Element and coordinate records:
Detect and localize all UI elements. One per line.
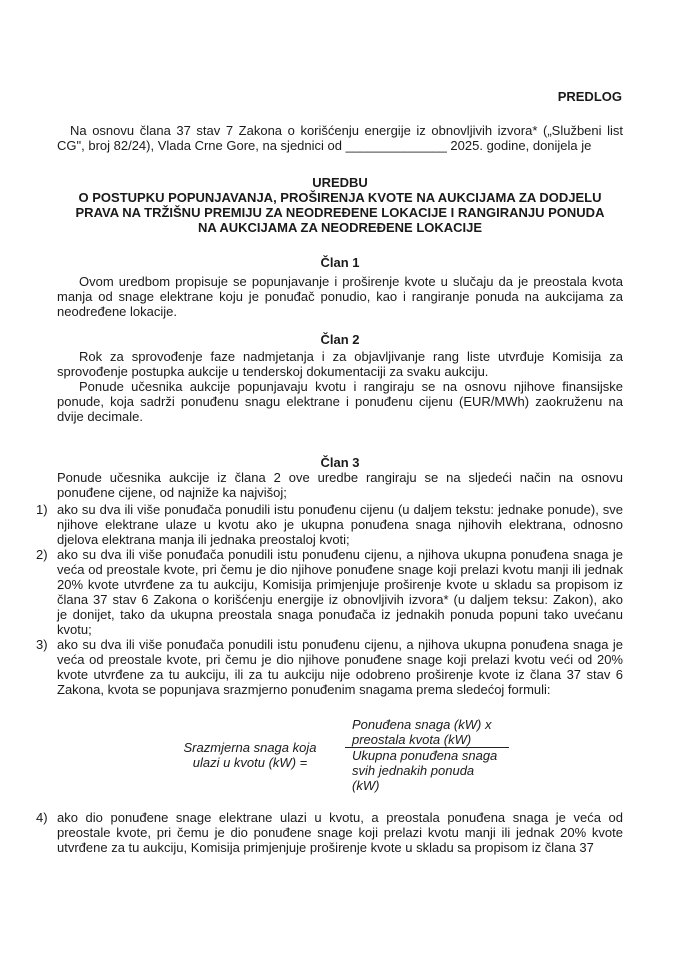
text-line: CG", broj 82/24), Vlada Crne Gore, na sjednici od ______________ 2025. godine, donijela je <box>57 138 592 153</box>
list-number: 4) <box>36 810 48 825</box>
text-line: Ponuđena snaga (kW) x <box>352 717 492 732</box>
text-line: UREDBU <box>312 175 368 190</box>
list-number: 1) <box>36 502 48 517</box>
article-2-paragraph-2 <box>57 379 623 424</box>
text-line: preostala kvota (kW) <box>352 732 472 747</box>
text-line: ako dio ponuđene snage elektrane ulazi u kvotu, a preostala ponuđena snaga je veća od <box>57 810 623 825</box>
intro-paragraph <box>57 123 623 153</box>
text-line: kvotu; <box>57 622 92 637</box>
text-line: Na osnovu člana 37 stav 7 Zakona o korišćenju energije iz obnovljivih izvora* („Službeni list <box>70 123 623 138</box>
text-line: O POSTUPKU POPUNJAVANJA, PROŠIRENJA KVOTE NA AUKCIJAMA ZA DODJELU <box>78 190 602 205</box>
text-line: Srazmjerna snaga koja <box>183 740 317 755</box>
text-line: Zakona, kvota se popunjava srazmjerno ponuđenim snagama prema sledećoj formuli: <box>57 682 551 697</box>
article-3-intro <box>57 470 623 500</box>
text-line: neodređene lokacije. <box>57 304 177 319</box>
text-line: (kW) <box>352 778 380 793</box>
article-2-paragraph-1 <box>57 349 623 379</box>
text-line: svih jednakih ponuda <box>352 763 475 778</box>
text-line: djelova elektrana manja ili jednaka preostaloj kvoti; <box>57 532 350 547</box>
text-line: utvrđene za tu aukciju, Komisija primjenjuje proširenje kvote u skladu sa propisom iz člana 37 <box>57 840 594 855</box>
text-line: ponuđene cijene, od najniže ka najvišoj; <box>57 485 287 500</box>
article-1-text <box>57 274 623 319</box>
text-line: dvije decimale. <box>57 409 143 424</box>
text-line: PRAVA NA TRŽIŠNU PREMIJU ZA NEODREĐENE LOKACIJE I RANGIRANJU PONUDA <box>75 205 605 220</box>
text-line: sprovođenje postupka aukcije u tenderskoj dokumentaciji za svaku aukciju. <box>57 364 489 379</box>
article-2-heading: Član 2 <box>320 332 360 347</box>
text-line: Ponude učesnika aukcije iz člana 2 ove uredbe rangiraju se na sljedeći način na osnovu <box>57 470 623 485</box>
text-line: ako su dva ili više ponuđača ponudili istu ponuđenu cijenu, a njihova ukupna ponuđena snaga je <box>57 637 623 652</box>
text-line: Rok za sprovođenje faze nadmjetanja i za objavljivanje rang liste utvrđuje Komisija za <box>79 349 623 364</box>
text-line: je donijet, tako da ukupna preostala snaga ponuđača iz jednakih ponuda popuni tako uvećanu <box>57 607 623 622</box>
text-line: veća od preostale kvote, pri čemu je dio njihove ponuđene snage koji prelazi kvotu veći od 20% <box>57 652 623 667</box>
text-line: njihove elektrane ulaze u kvotu ako je ukupna ponuđena snaga njihovih elektrana, odnosno <box>57 517 623 532</box>
article-3-heading: Član 3 <box>320 455 360 470</box>
text-line: preostale kvote, pri čemu je dio ponuđene snage koji prelazi kvotu manji ili jednak 20% kvote <box>57 825 623 840</box>
list-item-3 <box>36 637 623 697</box>
list-item-4 <box>36 810 623 855</box>
article-1-heading: Član 1 <box>320 255 360 270</box>
proposal-label: PREDLOG <box>557 89 622 104</box>
text-line: ulazi u kvotu (kW) = <box>192 755 308 770</box>
formula-numerator <box>352 717 512 747</box>
text-line: kvote utvrđene za tu aukciju, ili za tu aukciju nije odobreno proširenje kvote iz člana 37 stav 6 <box>57 667 623 682</box>
formula-lhs <box>170 740 330 770</box>
list-item-1 <box>36 502 623 547</box>
text-line: Ponude učesnika aukcije popunjavaju kvotu i rangiraju se na osnovu njihove finansijske <box>79 379 623 394</box>
text-line: člana 37 stav 6 Zakona o korišćenju energije iz obnovljivih izvora* (u daljem teksu: Zakon), ako <box>57 592 623 607</box>
list-number: 3) <box>36 637 48 652</box>
list-number: 2) <box>36 547 48 562</box>
formula-denominator <box>352 748 512 793</box>
text-line: manja od snage elektrane koju je ponuđač ponudio, kao i rangiranje ponuda na aukcijama za <box>57 289 623 304</box>
text-line: ponude, koja sadrži ponuđenu snagu elektrane i ponuđenu cijenu (EUR/MWh) zaokruženu na <box>57 394 623 409</box>
text-line: Ukupna ponuđena snaga <box>352 748 498 763</box>
list-item-2 <box>36 547 623 637</box>
text-line: 20% kvote utvrđene za tu aukciju, Komisija primjenjuje proširenje kvote u skladu sa propisom iz <box>57 577 623 592</box>
text-line: ako su dva ili više ponuđača ponudili istu ponuđenu cijenu (u daljem tekstu: jednake ponude), sve <box>57 502 623 517</box>
document-title <box>40 174 640 234</box>
text-line: ako su dva ili više ponuđača ponudili istu ponuđenu cijenu, a njihova ukupna ponuđena snaga je <box>57 547 623 562</box>
text-line: veća od preostale kvote, pri čemu je dio njihove ponuđene snage koji prelazi kvotu manji ili jednak <box>57 562 623 577</box>
text-line: Ovom uredbom propisuje se popunjavanje i proširenje kvote u slučaju da je preostala kvota <box>79 274 623 289</box>
text-line: NA AUKCIJAMA ZA NEODREĐENE LOKACIJE <box>197 220 483 235</box>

**Set exercise:**
Copy out every line of the records above word for word, leaving out the pictures.

**Task output:**
Detect and localize all UI elements. One per line.
text-line: CG", broj 82/24), Vlada Crne Gore, na sjednici od ______________ 2025. godine, donijela je <box>57 138 592 153</box>
list-number: 4) <box>36 810 48 825</box>
text-line: Ponuđena snaga (kW) x <box>352 717 492 732</box>
text-line: UREDBU <box>312 175 368 190</box>
list-number: 1) <box>36 502 48 517</box>
article-2-paragraph-2 <box>57 379 623 424</box>
text-line: preostala kvota (kW) <box>352 732 472 747</box>
text-line: ako dio ponuđene snage elektrane ulazi u kvotu, a preostala ponuđena snaga je veća od <box>57 810 623 825</box>
intro-paragraph <box>57 123 623 153</box>
text-line: kvotu; <box>57 622 92 637</box>
text-line: Na osnovu člana 37 stav 7 Zakona o korišćenju energije iz obnovljivih izvora* („Službeni list <box>70 123 623 138</box>
text-line: O POSTUPKU POPUNJAVANJA, PROŠIRENJA KVOTE NA AUKCIJAMA ZA DODJELU <box>78 190 602 205</box>
text-line: Srazmjerna snaga koja <box>183 740 317 755</box>
text-line: Zakona, kvota se popunjava srazmjerno ponuđenim snagama prema sledećoj formuli: <box>57 682 551 697</box>
article-3-intro <box>57 470 623 500</box>
text-line: neodređene lokacije. <box>57 304 177 319</box>
text-line: (kW) <box>352 778 380 793</box>
article-2-paragraph-1 <box>57 349 623 379</box>
text-line: svih jednakih ponuda <box>352 763 475 778</box>
text-line: djelova elektrana manja ili jednaka preostaloj kvoti; <box>57 532 350 547</box>
text-line: utvrđene za tu aukciju, Komisija primjenjuje proširenje kvote u skladu sa propisom iz člana 37 <box>57 840 594 855</box>
text-line: ponuđene cijene, od najniže ka najvišoj; <box>57 485 287 500</box>
article-1-text <box>57 274 623 319</box>
text-line: dvije decimale. <box>57 409 143 424</box>
text-line: PRAVA NA TRŽIŠNU PREMIJU ZA NEODREĐENE LOKACIJE I RANGIRANJU PONUDA <box>75 205 605 220</box>
text-line: sprovođenje postupka aukcije u tenderskoj dokumentaciji za svaku aukciju. <box>57 364 489 379</box>
article-2-heading: Član 2 <box>320 332 360 347</box>
text-line: Ponude učesnika aukcije iz člana 2 ove uredbe rangiraju se na sljedeći način na osnovu <box>57 470 623 485</box>
text-line: ako su dva ili više ponuđača ponudili istu ponuđenu cijenu, a njihova ukupna ponuđena snaga je <box>57 637 623 652</box>
text-line: Rok za sprovođenje faze nadmjetanja i za objavljivanje rang liste utvrđuje Komisija za <box>79 349 623 364</box>
text-line: je donijet, tako da ukupna preostala snaga ponuđača iz jednakih ponuda popuni tako uvećanu <box>57 607 623 622</box>
text-line: veća od preostale kvote, pri čemu je dio njihove ponuđene snage koji prelazi kvotu veći od 20% <box>57 652 623 667</box>
text-line: njihove elektrane ulaze u kvotu ako je ukupna ponuđena snaga njihovih elektrana, odnosno <box>57 517 623 532</box>
article-3-heading: Član 3 <box>320 455 360 470</box>
text-line: preostale kvote, pri čemu je dio ponuđene snage koji prelazi kvotu manji ili jednak 20% kvote <box>57 825 623 840</box>
list-item-3 <box>36 637 623 697</box>
list-item-4 <box>36 810 623 855</box>
article-1-heading: Član 1 <box>320 255 360 270</box>
proposal-label: PREDLOG <box>557 89 622 104</box>
text-line: ulazi u kvotu (kW) = <box>192 755 308 770</box>
formula-numerator <box>352 717 512 747</box>
text-line: kvote utvrđene za tu aukciju, ili za tu aukciju nije odobreno proširenje kvote iz člana 37 stav 6 <box>57 667 623 682</box>
formula-lhs <box>170 740 330 770</box>
list-item-1 <box>36 502 623 547</box>
text-line: Ponude učesnika aukcije popunjavaju kvotu i rangiraju se na osnovu njihove finansijske <box>79 379 623 394</box>
text-line: člana 37 stav 6 Zakona o korišćenju energije iz obnovljivih izvora* (u daljem teksu: Zakon), ako <box>57 592 623 607</box>
list-number: 3) <box>36 637 48 652</box>
list-number: 2) <box>36 547 48 562</box>
formula-denominator <box>352 748 512 793</box>
text-line: manja od snage elektrane koju je ponuđač ponudio, kao i rangiranje ponuda na aukcijama za <box>57 289 623 304</box>
text-line: ponude, koja sadrži ponuđenu snagu elektrane i ponuđenu cijenu (EUR/MWh) zaokruženu na <box>57 394 623 409</box>
text-line: Ukupna ponuđena snaga <box>352 748 498 763</box>
list-item-2 <box>36 547 623 637</box>
text-line: 20% kvote utvrđene za tu aukciju, Komisija primjenjuje proširenje kvote u skladu sa propisom iz <box>57 577 623 592</box>
text-line: ako su dva ili više ponuđača ponudili istu ponuđenu cijenu (u daljem tekstu: jednake ponude), sve <box>57 502 623 517</box>
document-title <box>40 174 640 234</box>
text-line: ako su dva ili više ponuđača ponudili istu ponuđenu cijenu, a njihova ukupna ponuđena snaga je <box>57 547 623 562</box>
text-line: veća od preostale kvote, pri čemu je dio njihove ponuđene snage koji prelazi kvotu manji ili jednak <box>57 562 623 577</box>
text-line: Ovom uredbom propisuje se popunjavanje i proširenje kvote u slučaju da je preostala kvota <box>79 274 623 289</box>
text-line: NA AUKCIJAMA ZA NEODREĐENE LOKACIJE <box>197 220 483 235</box>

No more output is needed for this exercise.